[Start ENTRIES]

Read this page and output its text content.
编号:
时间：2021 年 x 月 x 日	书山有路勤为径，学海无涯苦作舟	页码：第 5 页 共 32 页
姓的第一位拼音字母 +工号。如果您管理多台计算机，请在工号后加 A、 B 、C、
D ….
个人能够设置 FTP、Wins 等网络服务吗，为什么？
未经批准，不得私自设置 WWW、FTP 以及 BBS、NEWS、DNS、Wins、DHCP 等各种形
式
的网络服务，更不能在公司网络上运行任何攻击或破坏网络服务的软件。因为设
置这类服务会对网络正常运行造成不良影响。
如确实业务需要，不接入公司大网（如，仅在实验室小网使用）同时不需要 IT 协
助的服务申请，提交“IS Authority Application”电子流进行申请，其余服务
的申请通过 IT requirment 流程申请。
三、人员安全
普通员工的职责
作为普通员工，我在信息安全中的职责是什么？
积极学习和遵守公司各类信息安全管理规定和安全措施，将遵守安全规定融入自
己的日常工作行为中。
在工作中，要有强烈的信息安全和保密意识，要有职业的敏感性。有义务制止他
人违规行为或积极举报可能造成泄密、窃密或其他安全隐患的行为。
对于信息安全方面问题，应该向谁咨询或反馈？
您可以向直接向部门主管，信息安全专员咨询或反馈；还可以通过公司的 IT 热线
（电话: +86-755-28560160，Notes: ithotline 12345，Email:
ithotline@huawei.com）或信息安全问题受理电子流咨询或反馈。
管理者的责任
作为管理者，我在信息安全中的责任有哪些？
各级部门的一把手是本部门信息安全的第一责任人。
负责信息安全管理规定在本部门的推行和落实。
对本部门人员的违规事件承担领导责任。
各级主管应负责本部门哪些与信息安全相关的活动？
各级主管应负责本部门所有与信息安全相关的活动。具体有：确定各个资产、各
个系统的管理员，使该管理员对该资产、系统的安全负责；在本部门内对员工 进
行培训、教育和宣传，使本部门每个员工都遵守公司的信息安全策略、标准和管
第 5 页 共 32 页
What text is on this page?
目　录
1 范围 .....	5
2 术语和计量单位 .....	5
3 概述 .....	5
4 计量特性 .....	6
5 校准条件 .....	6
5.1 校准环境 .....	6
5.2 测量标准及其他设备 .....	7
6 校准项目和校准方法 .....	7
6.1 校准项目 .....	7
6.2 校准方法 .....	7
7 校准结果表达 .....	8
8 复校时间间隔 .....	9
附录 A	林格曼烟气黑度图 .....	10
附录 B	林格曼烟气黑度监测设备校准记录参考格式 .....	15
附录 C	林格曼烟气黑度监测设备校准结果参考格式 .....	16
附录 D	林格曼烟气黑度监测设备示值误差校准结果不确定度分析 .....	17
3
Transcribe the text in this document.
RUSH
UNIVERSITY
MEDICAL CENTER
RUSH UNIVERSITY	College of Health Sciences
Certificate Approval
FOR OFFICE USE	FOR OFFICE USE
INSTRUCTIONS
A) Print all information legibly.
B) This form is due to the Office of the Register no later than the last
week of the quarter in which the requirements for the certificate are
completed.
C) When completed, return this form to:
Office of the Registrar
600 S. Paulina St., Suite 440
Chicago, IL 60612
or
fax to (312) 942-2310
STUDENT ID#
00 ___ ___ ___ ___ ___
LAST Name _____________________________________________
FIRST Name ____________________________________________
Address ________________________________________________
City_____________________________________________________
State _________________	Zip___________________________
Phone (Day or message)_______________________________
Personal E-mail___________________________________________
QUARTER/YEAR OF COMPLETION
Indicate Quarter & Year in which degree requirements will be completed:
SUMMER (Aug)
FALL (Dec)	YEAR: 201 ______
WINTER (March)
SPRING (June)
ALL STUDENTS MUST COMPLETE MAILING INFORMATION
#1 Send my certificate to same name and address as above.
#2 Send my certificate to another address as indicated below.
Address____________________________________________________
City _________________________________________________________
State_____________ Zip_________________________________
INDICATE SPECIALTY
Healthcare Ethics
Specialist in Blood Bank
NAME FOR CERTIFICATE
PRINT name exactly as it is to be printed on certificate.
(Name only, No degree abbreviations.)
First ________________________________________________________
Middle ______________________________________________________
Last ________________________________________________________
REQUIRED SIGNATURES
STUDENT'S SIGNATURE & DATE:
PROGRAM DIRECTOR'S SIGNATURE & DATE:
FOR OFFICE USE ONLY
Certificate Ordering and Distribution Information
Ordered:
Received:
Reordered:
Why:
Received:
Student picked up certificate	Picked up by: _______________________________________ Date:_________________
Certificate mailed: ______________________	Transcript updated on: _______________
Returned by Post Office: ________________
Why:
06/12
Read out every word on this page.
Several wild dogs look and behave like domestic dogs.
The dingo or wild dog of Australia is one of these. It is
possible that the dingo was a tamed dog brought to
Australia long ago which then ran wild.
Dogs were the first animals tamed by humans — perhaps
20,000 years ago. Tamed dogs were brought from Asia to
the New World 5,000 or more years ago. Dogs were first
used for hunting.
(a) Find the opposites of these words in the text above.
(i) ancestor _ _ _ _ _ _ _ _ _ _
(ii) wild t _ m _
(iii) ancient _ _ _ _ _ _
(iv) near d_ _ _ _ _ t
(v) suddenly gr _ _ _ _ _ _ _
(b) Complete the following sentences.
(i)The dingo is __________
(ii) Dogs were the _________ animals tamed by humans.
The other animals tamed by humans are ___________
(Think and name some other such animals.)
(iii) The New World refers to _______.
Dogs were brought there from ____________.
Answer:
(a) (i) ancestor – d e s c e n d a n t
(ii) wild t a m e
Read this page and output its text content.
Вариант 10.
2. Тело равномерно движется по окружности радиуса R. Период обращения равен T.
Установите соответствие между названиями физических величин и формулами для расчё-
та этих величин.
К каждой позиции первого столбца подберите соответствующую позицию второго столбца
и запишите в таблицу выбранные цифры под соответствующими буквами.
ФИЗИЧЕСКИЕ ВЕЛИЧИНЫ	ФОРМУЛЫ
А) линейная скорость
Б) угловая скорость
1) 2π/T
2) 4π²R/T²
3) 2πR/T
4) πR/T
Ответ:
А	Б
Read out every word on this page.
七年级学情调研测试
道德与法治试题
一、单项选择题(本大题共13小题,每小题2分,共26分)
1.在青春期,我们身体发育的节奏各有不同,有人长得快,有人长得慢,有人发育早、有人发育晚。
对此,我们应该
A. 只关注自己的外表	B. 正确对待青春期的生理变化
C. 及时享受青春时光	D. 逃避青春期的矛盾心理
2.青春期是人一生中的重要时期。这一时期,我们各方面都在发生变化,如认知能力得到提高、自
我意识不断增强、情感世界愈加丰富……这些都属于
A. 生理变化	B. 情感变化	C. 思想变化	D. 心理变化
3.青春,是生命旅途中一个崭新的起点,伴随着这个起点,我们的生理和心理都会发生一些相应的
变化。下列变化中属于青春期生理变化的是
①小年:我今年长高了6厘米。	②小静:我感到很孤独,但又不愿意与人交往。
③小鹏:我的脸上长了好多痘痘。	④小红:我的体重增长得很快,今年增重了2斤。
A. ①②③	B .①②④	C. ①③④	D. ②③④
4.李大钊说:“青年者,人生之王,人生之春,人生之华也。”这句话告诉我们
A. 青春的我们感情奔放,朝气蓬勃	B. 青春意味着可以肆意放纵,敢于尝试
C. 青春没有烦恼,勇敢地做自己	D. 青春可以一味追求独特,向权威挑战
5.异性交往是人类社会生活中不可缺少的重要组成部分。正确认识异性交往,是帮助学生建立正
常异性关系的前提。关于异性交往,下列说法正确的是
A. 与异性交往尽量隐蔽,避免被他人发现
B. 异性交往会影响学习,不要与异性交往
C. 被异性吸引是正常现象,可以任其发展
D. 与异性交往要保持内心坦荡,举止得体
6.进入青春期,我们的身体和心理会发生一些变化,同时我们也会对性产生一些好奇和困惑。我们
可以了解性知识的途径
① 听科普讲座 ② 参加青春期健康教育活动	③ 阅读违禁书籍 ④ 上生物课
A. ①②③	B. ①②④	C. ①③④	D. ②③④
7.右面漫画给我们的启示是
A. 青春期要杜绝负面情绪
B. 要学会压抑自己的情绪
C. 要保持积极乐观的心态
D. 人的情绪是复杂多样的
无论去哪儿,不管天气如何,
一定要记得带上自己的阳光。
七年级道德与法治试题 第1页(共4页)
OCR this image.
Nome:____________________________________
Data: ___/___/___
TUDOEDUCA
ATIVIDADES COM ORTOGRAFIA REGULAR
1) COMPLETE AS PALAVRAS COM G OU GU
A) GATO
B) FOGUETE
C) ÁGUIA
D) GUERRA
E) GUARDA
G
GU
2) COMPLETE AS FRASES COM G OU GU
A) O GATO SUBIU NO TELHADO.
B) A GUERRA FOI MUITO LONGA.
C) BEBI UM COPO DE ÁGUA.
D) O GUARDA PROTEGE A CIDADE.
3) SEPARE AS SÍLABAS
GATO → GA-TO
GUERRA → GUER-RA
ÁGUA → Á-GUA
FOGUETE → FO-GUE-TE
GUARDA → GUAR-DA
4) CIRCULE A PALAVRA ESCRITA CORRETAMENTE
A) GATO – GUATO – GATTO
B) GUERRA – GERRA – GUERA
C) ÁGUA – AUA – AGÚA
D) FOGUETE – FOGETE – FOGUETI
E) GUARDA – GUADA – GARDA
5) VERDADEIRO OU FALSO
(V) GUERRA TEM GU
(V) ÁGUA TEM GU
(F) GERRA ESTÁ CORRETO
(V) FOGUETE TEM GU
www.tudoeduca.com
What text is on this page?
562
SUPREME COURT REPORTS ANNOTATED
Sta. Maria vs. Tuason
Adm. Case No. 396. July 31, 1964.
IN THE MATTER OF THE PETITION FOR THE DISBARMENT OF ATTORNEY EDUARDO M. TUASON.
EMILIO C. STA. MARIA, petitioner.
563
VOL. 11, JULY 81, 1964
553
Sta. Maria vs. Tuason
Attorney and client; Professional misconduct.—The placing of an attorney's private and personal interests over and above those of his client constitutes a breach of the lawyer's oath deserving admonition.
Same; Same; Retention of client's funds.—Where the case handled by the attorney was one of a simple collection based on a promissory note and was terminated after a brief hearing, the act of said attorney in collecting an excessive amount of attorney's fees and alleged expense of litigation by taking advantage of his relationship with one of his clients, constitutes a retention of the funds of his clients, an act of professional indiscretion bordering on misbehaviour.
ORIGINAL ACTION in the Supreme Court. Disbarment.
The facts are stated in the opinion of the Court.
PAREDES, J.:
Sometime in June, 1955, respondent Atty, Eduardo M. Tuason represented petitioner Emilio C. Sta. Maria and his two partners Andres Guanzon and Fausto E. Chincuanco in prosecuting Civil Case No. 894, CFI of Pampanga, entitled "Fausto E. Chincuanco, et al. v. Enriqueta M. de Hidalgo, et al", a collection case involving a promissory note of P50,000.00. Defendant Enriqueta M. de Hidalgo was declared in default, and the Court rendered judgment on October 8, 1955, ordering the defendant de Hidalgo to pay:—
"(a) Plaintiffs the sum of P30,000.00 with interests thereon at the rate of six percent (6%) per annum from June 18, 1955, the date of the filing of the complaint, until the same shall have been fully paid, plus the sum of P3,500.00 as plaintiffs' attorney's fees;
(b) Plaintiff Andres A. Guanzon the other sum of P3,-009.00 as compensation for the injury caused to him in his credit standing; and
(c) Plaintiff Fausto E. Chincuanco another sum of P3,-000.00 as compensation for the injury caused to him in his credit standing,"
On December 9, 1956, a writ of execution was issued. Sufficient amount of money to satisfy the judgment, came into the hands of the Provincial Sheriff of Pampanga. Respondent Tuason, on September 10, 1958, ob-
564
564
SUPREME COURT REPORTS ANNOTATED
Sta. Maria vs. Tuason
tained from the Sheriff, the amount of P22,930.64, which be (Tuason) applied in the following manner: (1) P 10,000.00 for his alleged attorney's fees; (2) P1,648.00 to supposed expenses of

[End ENTRIES]

Search the data for "following". Copy every line that has it.

OUTPUT:
(b) Complete the following sentences.
tained from the Sheriff, the amount of P22,930.64, which be (Tuason) applied in the following manner: (1) P 10,000.00 for his alleged attorney's fees; (2) P1,648.00 to supposed expenses of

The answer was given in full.